Collected data entries:

* begin *

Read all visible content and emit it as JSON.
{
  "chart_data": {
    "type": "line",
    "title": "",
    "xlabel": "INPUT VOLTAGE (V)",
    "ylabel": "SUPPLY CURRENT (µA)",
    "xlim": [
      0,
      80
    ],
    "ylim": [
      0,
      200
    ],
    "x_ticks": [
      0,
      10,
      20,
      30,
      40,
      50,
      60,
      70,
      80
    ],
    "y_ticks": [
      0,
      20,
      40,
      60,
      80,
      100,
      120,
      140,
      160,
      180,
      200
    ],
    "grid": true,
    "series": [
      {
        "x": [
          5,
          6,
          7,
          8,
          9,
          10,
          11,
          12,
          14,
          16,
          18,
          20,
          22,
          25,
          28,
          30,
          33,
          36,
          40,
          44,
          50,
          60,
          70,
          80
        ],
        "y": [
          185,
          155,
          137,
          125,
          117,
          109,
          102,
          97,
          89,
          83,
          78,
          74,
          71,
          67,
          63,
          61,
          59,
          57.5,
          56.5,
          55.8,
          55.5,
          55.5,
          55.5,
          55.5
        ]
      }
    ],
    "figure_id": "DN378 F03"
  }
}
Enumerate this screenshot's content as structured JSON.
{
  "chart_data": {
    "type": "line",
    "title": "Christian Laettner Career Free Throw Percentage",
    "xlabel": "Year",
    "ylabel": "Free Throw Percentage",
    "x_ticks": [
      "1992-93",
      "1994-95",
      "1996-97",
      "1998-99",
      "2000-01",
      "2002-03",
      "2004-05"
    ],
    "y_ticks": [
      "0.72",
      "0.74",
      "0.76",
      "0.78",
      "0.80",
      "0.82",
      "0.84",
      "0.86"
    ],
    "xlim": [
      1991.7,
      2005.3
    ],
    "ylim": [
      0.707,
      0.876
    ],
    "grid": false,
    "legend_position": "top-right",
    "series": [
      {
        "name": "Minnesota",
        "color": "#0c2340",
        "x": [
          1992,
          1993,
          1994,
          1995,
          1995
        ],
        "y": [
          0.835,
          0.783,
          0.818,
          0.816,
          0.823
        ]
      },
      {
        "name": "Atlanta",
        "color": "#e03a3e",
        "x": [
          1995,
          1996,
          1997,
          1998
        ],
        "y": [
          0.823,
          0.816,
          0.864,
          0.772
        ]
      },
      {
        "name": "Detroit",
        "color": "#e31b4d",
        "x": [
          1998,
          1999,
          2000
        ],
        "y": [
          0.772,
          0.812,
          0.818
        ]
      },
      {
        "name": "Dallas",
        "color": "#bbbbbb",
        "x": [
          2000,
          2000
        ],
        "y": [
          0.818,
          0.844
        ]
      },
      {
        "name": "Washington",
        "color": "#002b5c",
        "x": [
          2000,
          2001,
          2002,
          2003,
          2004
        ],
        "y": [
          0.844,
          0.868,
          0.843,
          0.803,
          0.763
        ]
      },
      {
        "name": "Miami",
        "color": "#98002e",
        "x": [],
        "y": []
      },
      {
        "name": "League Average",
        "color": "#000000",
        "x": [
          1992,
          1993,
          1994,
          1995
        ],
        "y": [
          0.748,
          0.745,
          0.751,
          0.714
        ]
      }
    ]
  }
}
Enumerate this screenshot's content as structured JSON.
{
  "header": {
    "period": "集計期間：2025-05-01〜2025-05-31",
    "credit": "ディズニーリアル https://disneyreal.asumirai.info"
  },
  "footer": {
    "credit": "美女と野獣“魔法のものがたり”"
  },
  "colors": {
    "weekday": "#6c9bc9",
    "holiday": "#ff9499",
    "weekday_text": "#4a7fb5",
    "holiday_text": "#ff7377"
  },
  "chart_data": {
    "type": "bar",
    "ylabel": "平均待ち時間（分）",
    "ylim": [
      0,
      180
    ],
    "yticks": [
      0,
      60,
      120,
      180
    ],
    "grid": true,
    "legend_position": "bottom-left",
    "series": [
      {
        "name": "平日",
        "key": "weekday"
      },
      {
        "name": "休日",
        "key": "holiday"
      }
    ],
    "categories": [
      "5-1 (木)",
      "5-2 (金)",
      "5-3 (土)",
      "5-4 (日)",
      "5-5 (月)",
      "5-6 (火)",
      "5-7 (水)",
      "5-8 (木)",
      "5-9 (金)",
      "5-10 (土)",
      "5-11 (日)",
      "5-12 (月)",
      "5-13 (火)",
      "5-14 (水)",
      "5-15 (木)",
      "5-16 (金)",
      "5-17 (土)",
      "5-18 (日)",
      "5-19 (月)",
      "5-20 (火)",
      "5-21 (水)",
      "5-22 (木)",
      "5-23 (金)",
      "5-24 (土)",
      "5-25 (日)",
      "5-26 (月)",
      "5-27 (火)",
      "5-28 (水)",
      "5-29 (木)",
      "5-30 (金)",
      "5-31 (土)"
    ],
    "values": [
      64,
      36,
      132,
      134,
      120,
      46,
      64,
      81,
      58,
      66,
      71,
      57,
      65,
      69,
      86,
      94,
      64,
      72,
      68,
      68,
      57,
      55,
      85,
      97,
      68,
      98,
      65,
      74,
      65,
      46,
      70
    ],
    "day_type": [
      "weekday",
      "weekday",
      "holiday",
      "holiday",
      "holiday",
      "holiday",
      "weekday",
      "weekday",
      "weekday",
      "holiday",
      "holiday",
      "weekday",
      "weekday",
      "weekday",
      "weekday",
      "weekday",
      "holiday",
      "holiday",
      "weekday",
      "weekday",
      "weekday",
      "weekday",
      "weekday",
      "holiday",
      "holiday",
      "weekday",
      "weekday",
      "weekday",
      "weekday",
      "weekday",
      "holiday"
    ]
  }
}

* end *

Go through the data and return every record exactly.

Read all visible content and emit it as JSON.
{
  "chart_data": {
    "type": "line",
    "title": "",
    "xlabel": "INPUT VOLTAGE (V)",
    "ylabel": "SUPPLY CURRENT (µA)",
    "xlim": [
      0,
      80
    ],
    "ylim": [
      0,
      200
    ],
    "x_ticks": [
      0,
      10,
      20,
      30,
      40,
      50,
      60,
      70,
      80
    ],
    "y_ticks": [
      0,
      20,
      40,
      60,
      80,
      100,
      120,
      140,
      160,
      180,
      200
    ],
    "grid": true,
    "series": [
      {
        "x": [
          5,
          6,
          7,
          8,
          9,
          10,
          11,
          12,
          14,
          16,
          18,
          20,
          22,
          25,
          28,
          30,
          33,
          36,
          40,
          44,
          50,
          60,
          70,
          80
        ],
        "y": [
          185,
          155,
          137,
          125,
          117,
          109,
          102,
          97,
          89,
          83,
          78,
          74,
          71,
          67,
          63,
          61,
          59,
          57.5,
          56.5,
          55.8,
          55.5,
          55.5,
          55.5,
          55.5
        ]
      }
    ],
    "figure_id": "DN378 F03"
  }
}
Enumerate this screenshot's content as structured JSON.
{
  "chart_data": {
    "type": "line",
    "title": "Christian Laettner Career Free Throw Percentage",
    "xlabel": "Year",
    "ylabel": "Free Throw Percentage",
    "x_ticks": [
      "1992-93",
      "1994-95",
      "1996-97",
      "1998-99",
      "2000-01",
      "2002-03",
      "2004-05"
    ],
    "y_ticks": [
      "0.72",
      "0.74",
      "0.76",
      "0.78",
      "0.80",
      "0.82",
      "0.84",
      "0.86"
    ],
    "xlim": [
      1991.7,
      2005.3
    ],
    "ylim": [
      0.707,
      0.876
    ],
    "grid": false,
    "legend_position": "top-right",
    "series": [
      {
        "name": "Minnesota",
        "color": "#0c2340",
        "x": [
          1992,
          1993,
          1994,
          1995,
          1995
        ],
        "y": [
          0.835,
          0.783,
          0.818,
          0.816,
          0.823
        ]
      },
      {
        "name": "Atlanta",
        "color": "#e03a3e",
        "x": [
          1995,
          1996,
          1997,
          1998
        ],
        "y": [
          0.823,
          0.816,
          0.864,
          0.772
        ]
      },
      {
        "name": "Detroit",
        "color": "#e31b4d",
        "x": [
          1998,
          1999,
          2000
        ],
        "y": [
          0.772,
          0.812,
          0.818
        ]
      },
      {
        "name": "Dallas",
        "color": "#bbbbbb",
        "x": [
          2000,
          2000
        ],
        "y": [
          0.818,
          0.844
        ]
      },
      {
        "name": "Washington",
        "color": "#002b5c",
        "x": [
          2000,
          2001,
          2002,
          2003,
          2004
        ],
        "y": [
          0.844,
          0.868,
          0.843,
          0.803,
          0.763
        ]
      },
      {
        "name": "Miami",
        "color": "#98002e",
        "x": [],
        "y": []
      },
      {
        "name": "League Average",
        "color": "#000000",
        "x": [
          1992,
          1993,
          1994,
          1995
        ],
        "y": [
          0.748,
          0.745,
          0.751,
          0.714
        ]
      }
    ]
  }
}
Enumerate this screenshot's content as structured JSON.
{
  "header": {
    "period": "集計期間：2025-05-01〜2025-05-31",
    "credit": "ディズニーリアル https://disneyreal.asumirai.info"
  },
  "footer": {
    "credit": "美女と野獣“魔法のものがたり”"
  },
  "colors": {
    "weekday": "#6c9bc9",
    "holiday": "#ff9499",
    "weekday_text": "#4a7fb5",
    "holiday_text": "#ff7377"
  },
  "chart_data": {
    "type": "bar",
    "ylabel": "平均待ち時間（分）",
    "ylim": [
      0,
      180
    ],
    "yticks": [
      0,
      60,
      120,
      180
    ],
    "grid": true,
    "legend_position": "bottom-left",
    "series": [
      {
        "name": "平日",
        "key": "weekday"
      },
      {
        "name": "休日",
        "key": "holiday"
      }
    ],
    "categories": [
      "5-1 (木)",
      "5-2 (金)",
      "5-3 (土)",
      "5-4 (日)",
      "5-5 (月)",
      "5-6 (火)",
      "5-7 (水)",
      "5-8 (木)",
      "5-9 (金)",
      "5-10 (土)",
      "5-11 (日)",
      "5-12 (月)",
      "5-13 (火)",
      "5-14 (水)",
      "5-15 (木)",
      "5-16 (金)",
      "5-17 (土)",
      "5-18 (日)",
      "5-19 (月)",
      "5-20 (火)",
      "5-21 (水)",
      "5-22 (木)",
      "5-23 (金)",
      "5-24 (土)",
      "5-25 (日)",
      "5-26 (月)",
      "5-27 (火)",
      "5-28 (水)",
      "5-29 (木)",
      "5-30 (金)",
      "5-31 (土)"
    ],
    "values": [
      64,
      36,
      132,
      134,
      120,
      46,
      64,
      81,
      58,
      66,
      71,
      57,
      65,
      69,
      86,
      94,
      64,
      72,
      68,
      68,
      57,
      55,
      85,
      97,
      68,
      98,
      65,
      74,
      65,
      46,
      70
    ],
    "day_type": [
      "weekday",
      "weekday",
      "holiday",
      "holiday",
      "holiday",
      "holiday",
      "weekday",
      "weekday",
      "weekday",
      "holiday",
      "holiday",
      "weekday",
      "weekday",
      "weekday",
      "weekday",
      "weekday",
      "holiday",
      "holiday",
      "weekday",
      "weekday",
      "weekday",
      "weekday",
      "weekday",
      "holiday",
      "holiday",
      "weekday",
      "weekday",
      "weekday",
      "weekday",
      "weekday",
      "holiday"
    ]
  }
}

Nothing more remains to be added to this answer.